* start Records to process *

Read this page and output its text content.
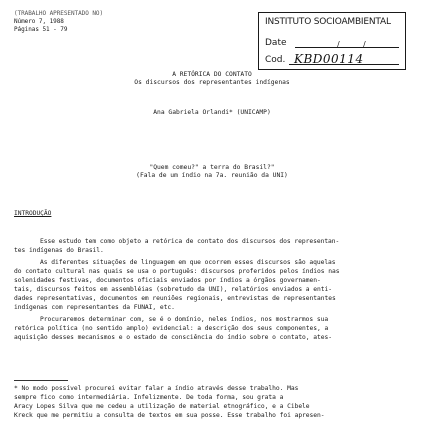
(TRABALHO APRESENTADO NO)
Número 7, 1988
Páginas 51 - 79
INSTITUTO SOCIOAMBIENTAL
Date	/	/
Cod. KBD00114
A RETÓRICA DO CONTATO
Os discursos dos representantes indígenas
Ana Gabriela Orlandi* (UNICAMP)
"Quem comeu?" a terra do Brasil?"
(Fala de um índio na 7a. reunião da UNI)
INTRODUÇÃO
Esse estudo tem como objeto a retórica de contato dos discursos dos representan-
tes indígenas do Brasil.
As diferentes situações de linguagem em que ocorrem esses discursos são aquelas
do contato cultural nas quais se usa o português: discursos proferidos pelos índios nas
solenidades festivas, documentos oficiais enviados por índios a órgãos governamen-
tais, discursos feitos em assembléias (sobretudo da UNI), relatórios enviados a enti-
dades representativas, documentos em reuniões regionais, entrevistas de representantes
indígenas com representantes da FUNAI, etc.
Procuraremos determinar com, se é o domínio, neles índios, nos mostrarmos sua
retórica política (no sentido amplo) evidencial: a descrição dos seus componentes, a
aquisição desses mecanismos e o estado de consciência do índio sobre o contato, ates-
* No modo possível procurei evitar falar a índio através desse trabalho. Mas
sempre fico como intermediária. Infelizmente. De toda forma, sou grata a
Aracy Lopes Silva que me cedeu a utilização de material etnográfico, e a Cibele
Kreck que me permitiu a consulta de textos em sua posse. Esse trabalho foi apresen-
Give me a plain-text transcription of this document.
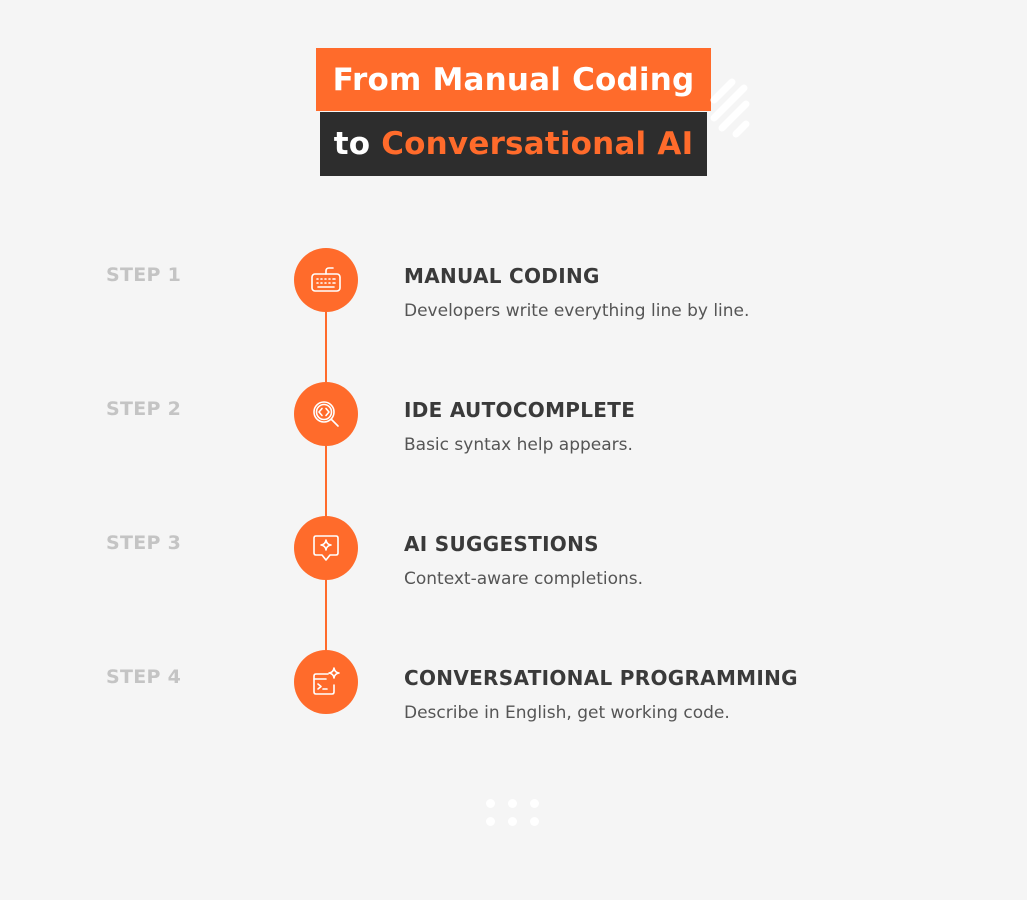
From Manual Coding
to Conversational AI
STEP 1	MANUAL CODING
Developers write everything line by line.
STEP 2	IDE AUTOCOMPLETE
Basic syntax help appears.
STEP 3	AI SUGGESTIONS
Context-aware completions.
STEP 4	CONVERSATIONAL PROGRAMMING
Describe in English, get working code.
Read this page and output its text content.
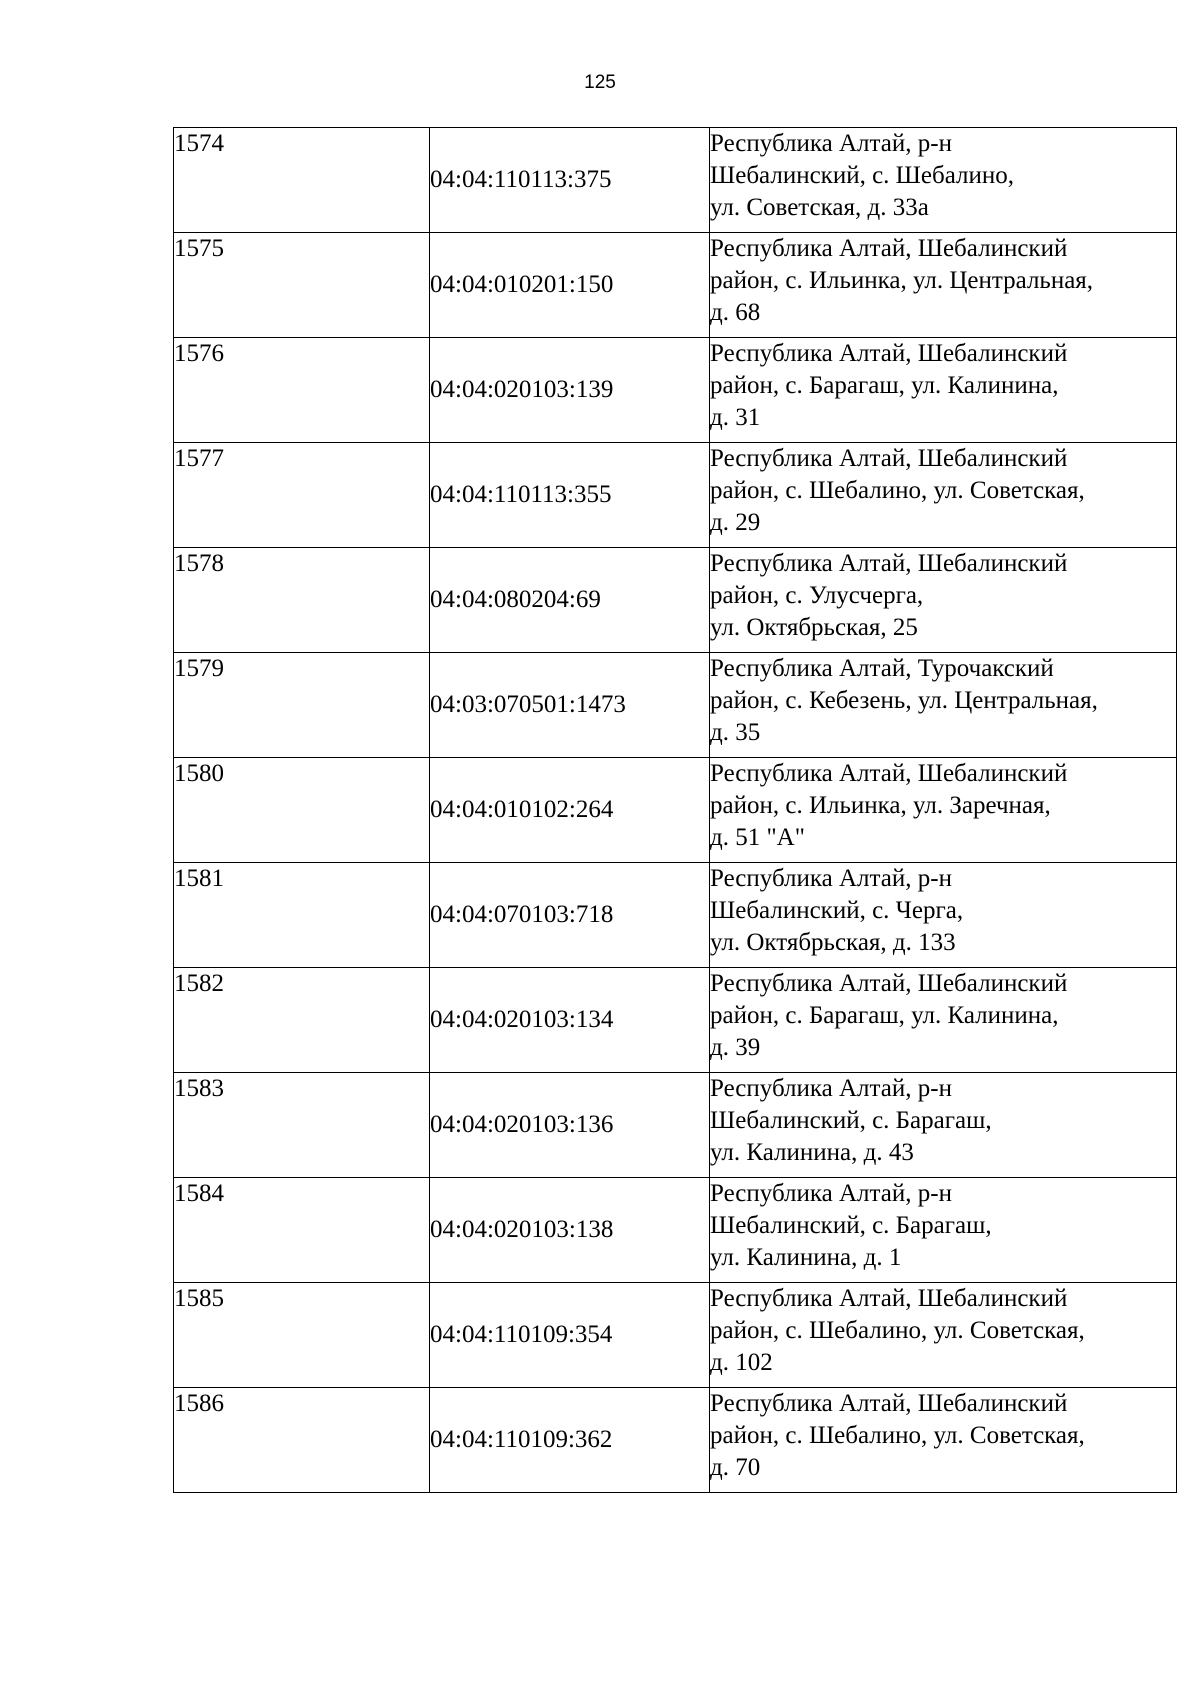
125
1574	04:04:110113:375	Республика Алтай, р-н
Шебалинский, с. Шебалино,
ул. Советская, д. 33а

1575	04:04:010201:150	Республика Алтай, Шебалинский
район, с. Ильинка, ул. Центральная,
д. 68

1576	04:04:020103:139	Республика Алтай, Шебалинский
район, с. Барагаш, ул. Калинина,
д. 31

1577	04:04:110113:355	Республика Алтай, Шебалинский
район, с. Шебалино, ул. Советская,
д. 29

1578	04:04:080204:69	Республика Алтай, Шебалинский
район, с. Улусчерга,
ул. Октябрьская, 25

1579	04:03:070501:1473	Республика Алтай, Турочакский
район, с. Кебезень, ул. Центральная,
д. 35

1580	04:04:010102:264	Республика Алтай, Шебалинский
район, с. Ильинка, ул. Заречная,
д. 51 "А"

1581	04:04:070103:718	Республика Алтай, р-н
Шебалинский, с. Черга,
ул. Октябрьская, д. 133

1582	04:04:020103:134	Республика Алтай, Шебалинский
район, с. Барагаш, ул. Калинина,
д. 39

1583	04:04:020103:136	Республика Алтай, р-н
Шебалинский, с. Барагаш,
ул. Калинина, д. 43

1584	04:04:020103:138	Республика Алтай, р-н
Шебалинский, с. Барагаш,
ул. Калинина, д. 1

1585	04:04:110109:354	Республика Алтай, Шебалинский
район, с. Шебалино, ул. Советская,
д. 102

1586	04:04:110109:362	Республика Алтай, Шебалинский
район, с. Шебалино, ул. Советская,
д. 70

* end Records to process *

▶ _What is asked_
Pick out the lines above containing the word "representantes", then copy them.

▶ _Reply_
Os discursos dos representantes indígenas
dades representativas, documentos em reuniões regionais, entrevistas de representantes
indígenas com representantes da FUNAI, etc.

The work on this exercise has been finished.